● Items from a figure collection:
▬▬▬▬▬▬▬▬▬▬
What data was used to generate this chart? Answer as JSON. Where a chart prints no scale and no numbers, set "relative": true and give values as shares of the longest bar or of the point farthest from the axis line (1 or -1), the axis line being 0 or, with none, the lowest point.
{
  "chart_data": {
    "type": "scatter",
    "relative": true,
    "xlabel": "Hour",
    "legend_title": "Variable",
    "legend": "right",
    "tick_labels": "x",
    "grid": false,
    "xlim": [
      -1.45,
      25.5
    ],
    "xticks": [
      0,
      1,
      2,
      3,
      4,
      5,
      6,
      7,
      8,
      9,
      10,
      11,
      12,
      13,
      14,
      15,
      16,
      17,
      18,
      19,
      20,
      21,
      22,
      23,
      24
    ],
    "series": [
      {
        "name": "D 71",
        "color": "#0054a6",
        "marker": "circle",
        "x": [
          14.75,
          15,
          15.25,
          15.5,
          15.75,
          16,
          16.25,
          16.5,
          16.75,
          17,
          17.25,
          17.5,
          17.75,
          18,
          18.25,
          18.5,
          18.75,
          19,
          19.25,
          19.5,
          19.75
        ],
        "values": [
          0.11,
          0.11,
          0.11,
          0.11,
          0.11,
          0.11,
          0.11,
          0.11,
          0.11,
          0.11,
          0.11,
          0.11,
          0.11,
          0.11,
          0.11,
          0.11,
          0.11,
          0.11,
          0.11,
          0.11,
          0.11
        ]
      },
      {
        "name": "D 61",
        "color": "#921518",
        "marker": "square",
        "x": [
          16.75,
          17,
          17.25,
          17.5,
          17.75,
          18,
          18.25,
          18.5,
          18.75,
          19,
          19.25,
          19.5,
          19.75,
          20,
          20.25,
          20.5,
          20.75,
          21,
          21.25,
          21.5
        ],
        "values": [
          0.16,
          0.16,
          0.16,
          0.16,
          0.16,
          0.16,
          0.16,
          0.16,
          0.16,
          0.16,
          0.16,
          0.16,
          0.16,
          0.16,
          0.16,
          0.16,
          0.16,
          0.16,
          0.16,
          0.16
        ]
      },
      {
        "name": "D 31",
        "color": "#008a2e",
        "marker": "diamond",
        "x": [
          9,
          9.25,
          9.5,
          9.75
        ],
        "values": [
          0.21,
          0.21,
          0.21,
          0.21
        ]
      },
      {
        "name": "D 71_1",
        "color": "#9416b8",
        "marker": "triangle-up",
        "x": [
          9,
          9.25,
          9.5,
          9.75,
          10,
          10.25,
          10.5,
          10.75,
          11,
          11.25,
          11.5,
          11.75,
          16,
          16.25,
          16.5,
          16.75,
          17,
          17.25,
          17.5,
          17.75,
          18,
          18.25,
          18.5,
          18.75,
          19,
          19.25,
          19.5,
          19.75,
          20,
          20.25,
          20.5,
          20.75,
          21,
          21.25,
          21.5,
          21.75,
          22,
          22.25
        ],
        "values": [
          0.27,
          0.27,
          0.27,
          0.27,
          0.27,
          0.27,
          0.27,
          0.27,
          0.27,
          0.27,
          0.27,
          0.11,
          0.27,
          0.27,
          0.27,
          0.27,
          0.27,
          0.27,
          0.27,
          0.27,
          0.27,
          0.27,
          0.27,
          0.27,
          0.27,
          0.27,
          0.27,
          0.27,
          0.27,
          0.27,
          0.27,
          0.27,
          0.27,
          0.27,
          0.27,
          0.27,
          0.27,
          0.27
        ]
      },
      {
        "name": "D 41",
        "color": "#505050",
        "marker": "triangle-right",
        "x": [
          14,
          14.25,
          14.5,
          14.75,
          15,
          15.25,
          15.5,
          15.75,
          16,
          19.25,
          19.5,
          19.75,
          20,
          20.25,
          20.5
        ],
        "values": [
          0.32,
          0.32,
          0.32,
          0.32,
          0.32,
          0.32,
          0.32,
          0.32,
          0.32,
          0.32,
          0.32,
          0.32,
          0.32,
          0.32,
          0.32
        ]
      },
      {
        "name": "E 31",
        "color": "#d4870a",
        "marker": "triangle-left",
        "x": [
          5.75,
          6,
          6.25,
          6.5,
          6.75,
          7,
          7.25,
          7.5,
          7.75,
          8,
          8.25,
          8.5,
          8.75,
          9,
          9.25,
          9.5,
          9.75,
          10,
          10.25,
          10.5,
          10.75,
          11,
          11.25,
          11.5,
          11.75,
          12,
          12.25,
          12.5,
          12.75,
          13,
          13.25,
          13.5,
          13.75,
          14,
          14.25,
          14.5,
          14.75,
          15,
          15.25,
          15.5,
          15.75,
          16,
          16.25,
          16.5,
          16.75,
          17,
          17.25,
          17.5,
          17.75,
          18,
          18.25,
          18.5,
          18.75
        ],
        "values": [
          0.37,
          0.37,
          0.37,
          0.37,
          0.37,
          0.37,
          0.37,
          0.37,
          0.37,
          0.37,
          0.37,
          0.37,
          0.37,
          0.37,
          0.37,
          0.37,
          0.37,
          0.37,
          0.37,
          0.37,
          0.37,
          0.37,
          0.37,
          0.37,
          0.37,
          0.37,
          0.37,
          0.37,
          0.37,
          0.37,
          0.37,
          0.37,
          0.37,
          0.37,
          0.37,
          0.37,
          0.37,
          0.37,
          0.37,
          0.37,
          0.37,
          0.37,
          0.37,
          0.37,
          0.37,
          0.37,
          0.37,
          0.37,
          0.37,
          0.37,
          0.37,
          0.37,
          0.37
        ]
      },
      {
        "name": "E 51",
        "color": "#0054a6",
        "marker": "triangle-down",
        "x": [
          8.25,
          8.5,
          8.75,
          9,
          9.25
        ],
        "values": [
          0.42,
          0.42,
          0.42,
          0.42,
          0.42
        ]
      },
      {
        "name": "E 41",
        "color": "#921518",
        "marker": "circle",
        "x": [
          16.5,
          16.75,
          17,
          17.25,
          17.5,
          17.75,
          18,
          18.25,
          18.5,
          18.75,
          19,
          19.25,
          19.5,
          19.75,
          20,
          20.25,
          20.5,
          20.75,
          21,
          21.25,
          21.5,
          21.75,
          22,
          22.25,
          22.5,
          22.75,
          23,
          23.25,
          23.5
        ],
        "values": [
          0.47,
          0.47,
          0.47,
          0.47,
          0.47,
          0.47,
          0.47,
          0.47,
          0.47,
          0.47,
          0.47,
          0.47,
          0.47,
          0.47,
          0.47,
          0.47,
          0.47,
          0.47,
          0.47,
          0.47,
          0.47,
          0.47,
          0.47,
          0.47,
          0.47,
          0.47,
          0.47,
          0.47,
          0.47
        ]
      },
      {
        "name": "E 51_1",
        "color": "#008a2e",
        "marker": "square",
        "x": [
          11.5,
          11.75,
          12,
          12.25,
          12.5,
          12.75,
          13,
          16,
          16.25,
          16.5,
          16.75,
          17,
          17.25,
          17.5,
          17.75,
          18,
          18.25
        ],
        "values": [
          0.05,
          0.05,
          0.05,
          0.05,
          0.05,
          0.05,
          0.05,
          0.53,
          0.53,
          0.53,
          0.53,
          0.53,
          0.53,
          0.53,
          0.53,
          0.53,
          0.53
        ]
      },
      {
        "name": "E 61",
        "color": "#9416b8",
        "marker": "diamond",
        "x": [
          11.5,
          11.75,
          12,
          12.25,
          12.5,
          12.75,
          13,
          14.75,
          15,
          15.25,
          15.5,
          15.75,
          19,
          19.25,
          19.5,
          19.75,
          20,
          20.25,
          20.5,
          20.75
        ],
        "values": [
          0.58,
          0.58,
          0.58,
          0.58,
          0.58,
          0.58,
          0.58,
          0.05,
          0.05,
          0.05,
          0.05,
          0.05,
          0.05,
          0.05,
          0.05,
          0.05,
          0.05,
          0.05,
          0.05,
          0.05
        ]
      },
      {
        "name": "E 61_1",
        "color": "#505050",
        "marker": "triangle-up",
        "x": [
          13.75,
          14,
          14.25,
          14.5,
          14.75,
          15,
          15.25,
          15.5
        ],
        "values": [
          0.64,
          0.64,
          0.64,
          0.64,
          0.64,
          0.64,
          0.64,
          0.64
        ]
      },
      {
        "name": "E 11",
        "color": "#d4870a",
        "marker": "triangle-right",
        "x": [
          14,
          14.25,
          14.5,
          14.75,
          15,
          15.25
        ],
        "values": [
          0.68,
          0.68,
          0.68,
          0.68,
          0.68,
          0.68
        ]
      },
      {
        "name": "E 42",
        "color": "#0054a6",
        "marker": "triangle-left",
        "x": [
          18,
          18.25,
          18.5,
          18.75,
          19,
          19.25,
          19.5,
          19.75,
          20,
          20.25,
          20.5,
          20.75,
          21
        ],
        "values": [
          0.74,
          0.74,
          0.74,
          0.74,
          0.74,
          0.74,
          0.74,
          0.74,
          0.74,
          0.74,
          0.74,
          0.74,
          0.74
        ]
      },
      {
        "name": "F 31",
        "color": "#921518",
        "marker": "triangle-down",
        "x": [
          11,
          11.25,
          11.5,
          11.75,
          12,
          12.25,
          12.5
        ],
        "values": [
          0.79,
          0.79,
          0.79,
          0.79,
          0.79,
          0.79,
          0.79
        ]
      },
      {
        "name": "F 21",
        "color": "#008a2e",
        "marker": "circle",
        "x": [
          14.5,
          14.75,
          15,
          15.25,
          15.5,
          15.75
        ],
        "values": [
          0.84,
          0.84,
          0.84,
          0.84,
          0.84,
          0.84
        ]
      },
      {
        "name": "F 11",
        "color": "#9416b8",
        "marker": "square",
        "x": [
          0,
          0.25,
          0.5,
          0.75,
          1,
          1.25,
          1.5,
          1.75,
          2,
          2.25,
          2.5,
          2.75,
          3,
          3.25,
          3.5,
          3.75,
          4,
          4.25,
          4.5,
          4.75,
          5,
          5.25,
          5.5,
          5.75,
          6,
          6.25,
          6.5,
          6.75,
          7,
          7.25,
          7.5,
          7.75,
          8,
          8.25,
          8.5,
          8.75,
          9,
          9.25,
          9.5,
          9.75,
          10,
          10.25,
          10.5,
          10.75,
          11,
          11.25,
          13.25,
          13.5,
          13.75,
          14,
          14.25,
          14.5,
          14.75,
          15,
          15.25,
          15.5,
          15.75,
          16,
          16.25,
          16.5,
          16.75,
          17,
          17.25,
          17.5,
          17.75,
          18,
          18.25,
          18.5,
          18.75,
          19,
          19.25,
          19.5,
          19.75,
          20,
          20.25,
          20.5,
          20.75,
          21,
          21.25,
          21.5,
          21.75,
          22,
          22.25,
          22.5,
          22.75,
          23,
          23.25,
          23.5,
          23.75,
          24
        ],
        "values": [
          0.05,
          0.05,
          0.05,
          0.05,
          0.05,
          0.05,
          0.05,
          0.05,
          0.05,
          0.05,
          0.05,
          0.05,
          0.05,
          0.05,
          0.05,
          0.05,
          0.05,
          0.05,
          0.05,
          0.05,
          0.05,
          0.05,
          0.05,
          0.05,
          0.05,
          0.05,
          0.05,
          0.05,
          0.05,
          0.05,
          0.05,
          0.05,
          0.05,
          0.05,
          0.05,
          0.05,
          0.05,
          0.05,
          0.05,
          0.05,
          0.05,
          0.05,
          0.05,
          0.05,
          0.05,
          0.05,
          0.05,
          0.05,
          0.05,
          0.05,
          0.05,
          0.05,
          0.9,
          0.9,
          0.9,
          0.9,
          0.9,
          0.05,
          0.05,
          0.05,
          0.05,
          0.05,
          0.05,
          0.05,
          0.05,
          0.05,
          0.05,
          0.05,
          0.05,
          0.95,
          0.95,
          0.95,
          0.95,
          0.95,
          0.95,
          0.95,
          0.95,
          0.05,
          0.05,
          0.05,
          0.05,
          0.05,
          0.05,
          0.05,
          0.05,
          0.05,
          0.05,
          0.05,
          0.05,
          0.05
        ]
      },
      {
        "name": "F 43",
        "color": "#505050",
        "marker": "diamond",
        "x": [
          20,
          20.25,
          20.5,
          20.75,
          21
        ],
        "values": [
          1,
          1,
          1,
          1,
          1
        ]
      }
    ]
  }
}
▬▬▬▬▬▬▬▬▬▬
● WRITTEN TASK: Filter the entries and copy out every line with the word "relative".

● SOLVED EXERCISE:
What data was used to generate this chart? Answer as JSON. Where a chart prints no scale and no numbers, set "relative": true and give values as shares of the longest bar or of the point farthest from the axis line (1 or -1), the axis line being 0 or, with none, the lowest point.
    "relative": true,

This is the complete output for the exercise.